◆ **Exercise description**
Pictures stay out of the copy; set down each line of the listing below exactly.

◆ **Information provided**

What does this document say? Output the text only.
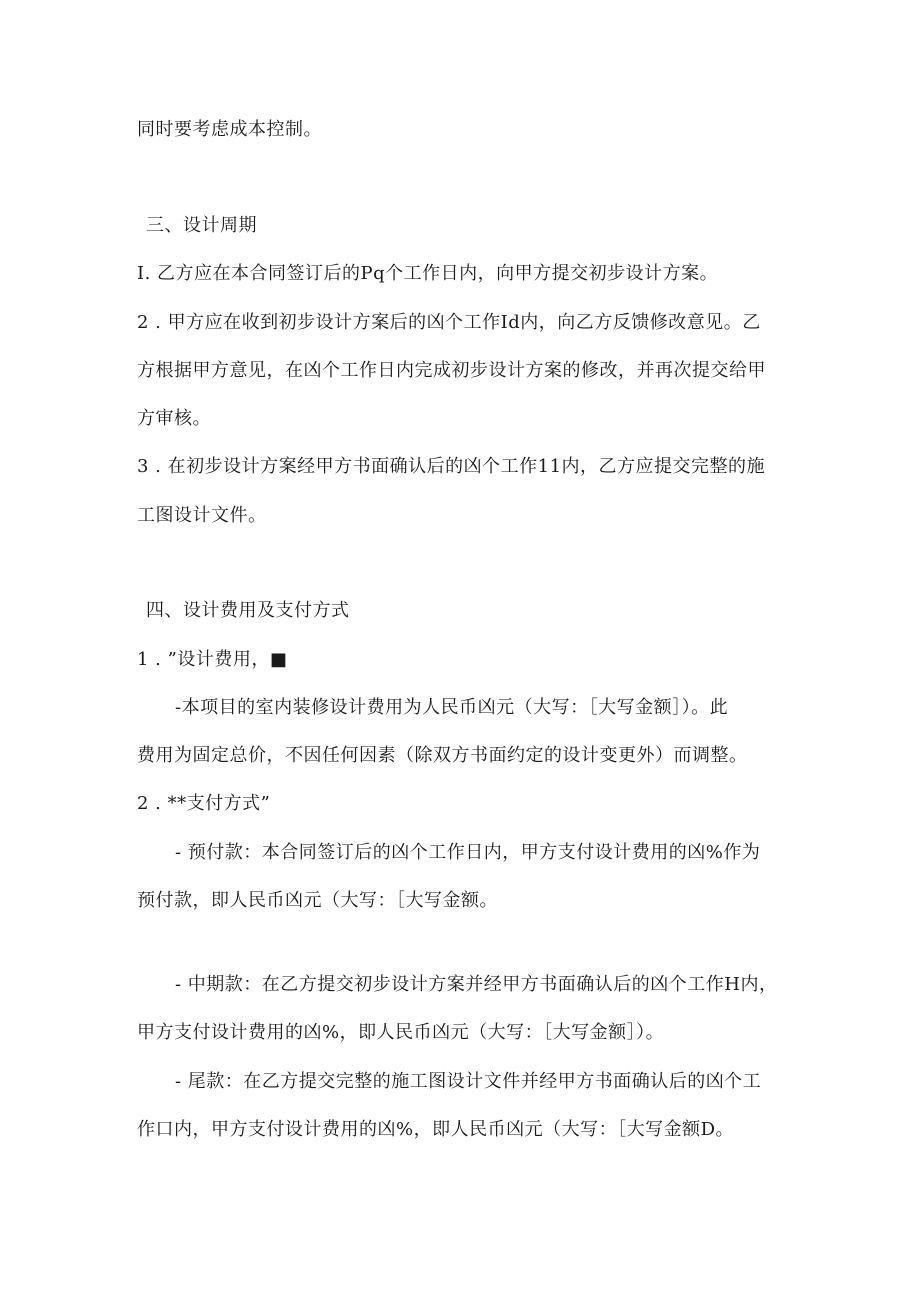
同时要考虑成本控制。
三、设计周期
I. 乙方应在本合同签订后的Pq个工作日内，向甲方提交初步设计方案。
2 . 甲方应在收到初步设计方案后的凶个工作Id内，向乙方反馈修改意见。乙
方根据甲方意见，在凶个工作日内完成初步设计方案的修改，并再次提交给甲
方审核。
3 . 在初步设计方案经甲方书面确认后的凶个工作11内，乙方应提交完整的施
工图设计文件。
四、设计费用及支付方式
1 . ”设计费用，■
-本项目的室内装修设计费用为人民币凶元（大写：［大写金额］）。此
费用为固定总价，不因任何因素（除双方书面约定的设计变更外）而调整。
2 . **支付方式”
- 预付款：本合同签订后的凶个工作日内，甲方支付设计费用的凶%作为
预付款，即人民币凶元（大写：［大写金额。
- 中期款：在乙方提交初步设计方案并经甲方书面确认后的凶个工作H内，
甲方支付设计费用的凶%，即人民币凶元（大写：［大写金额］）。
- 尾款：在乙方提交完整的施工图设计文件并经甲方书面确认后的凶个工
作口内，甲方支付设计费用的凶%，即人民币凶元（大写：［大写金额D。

◆ **Exercise solution**
What does this document say? Output the text only.
同时要考虑成本控制。
三、设计周期
I. 乙方应在本合同签订后的Pq个工作日内，向甲方提交初步设计方案。
2 . 甲方应在收到初步设计方案后的凶个工作Id内，向乙方反馈修改意见。乙
方根据甲方意见，在凶个工作日内完成初步设计方案的修改，并再次提交给甲
方审核。
3 . 在初步设计方案经甲方书面确认后的凶个工作11内，乙方应提交完整的施
工图设计文件。
四、设计费用及支付方式
1 . ”设计费用，■
-本项目的室内装修设计费用为人民币凶元（大写：［大写金额］）。此
费用为固定总价，不因任何因素（除双方书面约定的设计变更外）而调整。
2 . **支付方式”
- 预付款：本合同签订后的凶个工作日内，甲方支付设计费用的凶%作为
预付款，即人民币凶元（大写：［大写金额。
- 中期款：在乙方提交初步设计方案并经甲方书面确认后的凶个工作H内，
甲方支付设计费用的凶%，即人民币凶元（大写：［大写金额］）。
- 尾款：在乙方提交完整的施工图设计文件并经甲方书面确认后的凶个工
作口内，甲方支付设计费用的凶%，即人民币凶元（大写：［大写金额D。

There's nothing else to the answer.